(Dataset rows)
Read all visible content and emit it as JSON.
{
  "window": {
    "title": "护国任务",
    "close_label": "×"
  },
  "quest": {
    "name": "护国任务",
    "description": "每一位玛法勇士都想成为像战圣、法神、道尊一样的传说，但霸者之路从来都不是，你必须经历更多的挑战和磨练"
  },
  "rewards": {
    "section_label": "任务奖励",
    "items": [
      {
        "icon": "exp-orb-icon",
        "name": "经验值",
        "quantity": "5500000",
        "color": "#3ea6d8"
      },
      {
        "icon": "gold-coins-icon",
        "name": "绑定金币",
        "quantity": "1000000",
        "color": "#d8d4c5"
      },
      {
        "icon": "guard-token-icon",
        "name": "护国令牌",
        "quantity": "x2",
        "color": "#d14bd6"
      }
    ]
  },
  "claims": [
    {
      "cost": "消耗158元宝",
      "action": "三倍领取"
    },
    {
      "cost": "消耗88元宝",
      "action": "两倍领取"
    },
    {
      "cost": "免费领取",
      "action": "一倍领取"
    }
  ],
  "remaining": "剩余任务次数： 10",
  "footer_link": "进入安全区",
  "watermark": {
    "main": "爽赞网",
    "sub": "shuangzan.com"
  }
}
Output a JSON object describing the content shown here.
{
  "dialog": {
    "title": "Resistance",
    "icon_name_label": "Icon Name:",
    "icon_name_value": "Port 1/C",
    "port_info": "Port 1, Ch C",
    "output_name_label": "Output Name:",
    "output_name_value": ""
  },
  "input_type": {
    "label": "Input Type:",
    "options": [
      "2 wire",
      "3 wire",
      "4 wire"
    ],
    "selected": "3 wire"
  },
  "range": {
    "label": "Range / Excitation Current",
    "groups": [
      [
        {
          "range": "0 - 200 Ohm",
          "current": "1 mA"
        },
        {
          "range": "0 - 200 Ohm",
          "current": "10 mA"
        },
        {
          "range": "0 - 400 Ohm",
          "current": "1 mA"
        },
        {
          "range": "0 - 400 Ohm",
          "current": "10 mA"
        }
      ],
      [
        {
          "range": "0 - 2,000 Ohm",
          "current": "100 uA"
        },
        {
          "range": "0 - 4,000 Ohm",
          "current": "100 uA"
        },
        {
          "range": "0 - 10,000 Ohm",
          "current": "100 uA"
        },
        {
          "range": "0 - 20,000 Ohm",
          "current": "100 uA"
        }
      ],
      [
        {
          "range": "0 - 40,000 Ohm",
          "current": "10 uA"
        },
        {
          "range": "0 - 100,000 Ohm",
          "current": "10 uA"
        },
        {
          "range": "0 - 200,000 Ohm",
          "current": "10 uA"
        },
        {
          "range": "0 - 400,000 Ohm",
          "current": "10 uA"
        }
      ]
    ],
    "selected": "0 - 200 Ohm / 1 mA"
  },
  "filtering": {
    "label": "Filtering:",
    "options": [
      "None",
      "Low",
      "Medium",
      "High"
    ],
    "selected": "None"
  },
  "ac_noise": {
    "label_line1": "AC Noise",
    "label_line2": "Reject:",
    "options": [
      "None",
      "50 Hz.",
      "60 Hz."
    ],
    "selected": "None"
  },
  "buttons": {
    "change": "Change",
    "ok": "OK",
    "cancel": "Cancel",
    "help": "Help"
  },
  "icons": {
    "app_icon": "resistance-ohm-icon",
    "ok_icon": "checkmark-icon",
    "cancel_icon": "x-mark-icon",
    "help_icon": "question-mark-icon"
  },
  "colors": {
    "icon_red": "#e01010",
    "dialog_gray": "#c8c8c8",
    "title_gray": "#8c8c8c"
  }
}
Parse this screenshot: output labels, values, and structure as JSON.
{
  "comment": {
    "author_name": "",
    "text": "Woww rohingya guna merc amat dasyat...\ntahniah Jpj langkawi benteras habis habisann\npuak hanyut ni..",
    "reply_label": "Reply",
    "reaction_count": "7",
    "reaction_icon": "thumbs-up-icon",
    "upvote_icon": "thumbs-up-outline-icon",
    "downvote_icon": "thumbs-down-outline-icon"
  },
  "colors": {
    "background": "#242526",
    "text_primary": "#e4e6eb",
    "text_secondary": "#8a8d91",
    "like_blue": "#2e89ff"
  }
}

§ **SHORT EXERCISE**
From the records, copy every line that has the string "thumbs" in it.

§ **FULL SOLUTION**
    "reaction_icon": "thumbs-up-icon",
    "upvote_icon": "thumbs-up-outline-icon",
    "downvote_icon": "thumbs-down-outline-icon"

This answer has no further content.